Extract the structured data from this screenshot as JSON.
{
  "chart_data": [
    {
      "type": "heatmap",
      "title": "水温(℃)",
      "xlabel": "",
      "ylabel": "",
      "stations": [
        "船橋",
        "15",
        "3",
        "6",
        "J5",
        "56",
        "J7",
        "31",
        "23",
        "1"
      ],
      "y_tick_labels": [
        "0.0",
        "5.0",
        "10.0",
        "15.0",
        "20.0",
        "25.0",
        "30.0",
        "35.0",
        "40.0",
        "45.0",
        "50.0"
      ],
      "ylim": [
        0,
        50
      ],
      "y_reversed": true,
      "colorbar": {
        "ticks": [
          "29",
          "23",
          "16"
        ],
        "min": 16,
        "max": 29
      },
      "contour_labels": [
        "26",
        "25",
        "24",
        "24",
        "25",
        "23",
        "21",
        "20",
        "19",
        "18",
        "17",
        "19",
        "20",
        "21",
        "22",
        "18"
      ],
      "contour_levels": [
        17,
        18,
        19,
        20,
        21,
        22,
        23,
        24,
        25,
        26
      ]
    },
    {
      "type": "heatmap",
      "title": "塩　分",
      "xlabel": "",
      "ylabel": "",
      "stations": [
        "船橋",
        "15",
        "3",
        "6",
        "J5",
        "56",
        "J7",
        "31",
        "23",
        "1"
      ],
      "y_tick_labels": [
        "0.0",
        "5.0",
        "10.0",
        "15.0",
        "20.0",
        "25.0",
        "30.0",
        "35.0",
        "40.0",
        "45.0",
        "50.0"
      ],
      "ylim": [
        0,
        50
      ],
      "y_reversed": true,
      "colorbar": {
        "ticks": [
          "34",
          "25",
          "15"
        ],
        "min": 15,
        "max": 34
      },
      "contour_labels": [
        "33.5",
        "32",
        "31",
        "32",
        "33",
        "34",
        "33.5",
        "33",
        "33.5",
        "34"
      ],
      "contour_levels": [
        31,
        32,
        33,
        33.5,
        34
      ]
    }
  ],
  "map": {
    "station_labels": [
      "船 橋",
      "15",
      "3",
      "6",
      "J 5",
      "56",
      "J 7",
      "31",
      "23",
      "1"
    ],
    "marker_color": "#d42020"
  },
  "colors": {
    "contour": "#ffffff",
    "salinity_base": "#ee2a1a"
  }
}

# # # # #

#### [WHAT NEEDS TO BE DONE]
Reproduce the listing shown above in its entirety, exactly.

#### [EXERCISE SOLUTION]
Extract the structured data from this screenshot as JSON.
{
  "chart_data": [
    {
      "type": "heatmap",
      "title": "水温(℃)",
      "xlabel": "",
      "ylabel": "",
      "stations": [
        "船橋",
        "15",
        "3",
        "6",
        "J5",
        "56",
        "J7",
        "31",
        "23",
        "1"
      ],
      "y_tick_labels": [
        "0.0",
        "5.0",
        "10.0",
        "15.0",
        "20.0",
        "25.0",
        "30.0",
        "35.0",
        "40.0",
        "45.0",
        "50.0"
      ],
      "ylim": [
        0,
        50
      ],
      "y_reversed": true,
      "colorbar": {
        "ticks": [
          "29",
          "23",
          "16"
        ],
        "min": 16,
        "max": 29
      },
      "contour_labels": [
        "26",
        "25",
        "24",
        "24",
        "25",
        "23",
        "21",
        "20",
        "19",
        "18",
        "17",
        "19",
        "20",
        "21",
        "22",
        "18"
      ],
      "contour_levels": [
        17,
        18,
        19,
        20,
        21,
        22,
        23,
        24,
        25,
        26
      ]
    },
    {
      "type": "heatmap",
      "title": "塩　分",
      "xlabel": "",
      "ylabel": "",
      "stations": [
        "船橋",
        "15",
        "3",
        "6",
        "J5",
        "56",
        "J7",
        "31",
        "23",
        "1"
      ],
      "y_tick_labels": [
        "0.0",
        "5.0",
        "10.0",
        "15.0",
        "20.0",
        "25.0",
        "30.0",
        "35.0",
        "40.0",
        "45.0",
        "50.0"
      ],
      "ylim": [
        0,
        50
      ],
      "y_reversed": true,
      "colorbar": {
        "ticks": [
          "34",
          "25",
          "15"
        ],
        "min": 15,
        "max": 34
      },
      "contour_labels": [
        "33.5",
        "32",
        "31",
        "32",
        "33",
        "34",
        "33.5",
        "33",
        "33.5",
        "34"
      ],
      "contour_levels": [
        31,
        32,
        33,
        33.5,
        34
      ]
    }
  ],
  "map": {
    "station_labels": [
      "船 橋",
      "15",
      "3",
      "6",
      "J 5",
      "56",
      "J 7",
      "31",
      "23",
      "1"
    ],
    "marker_color": "#d42020"
  },
  "colors": {
    "contour": "#ffffff",
    "salinity_base": "#ee2a1a"
  }
}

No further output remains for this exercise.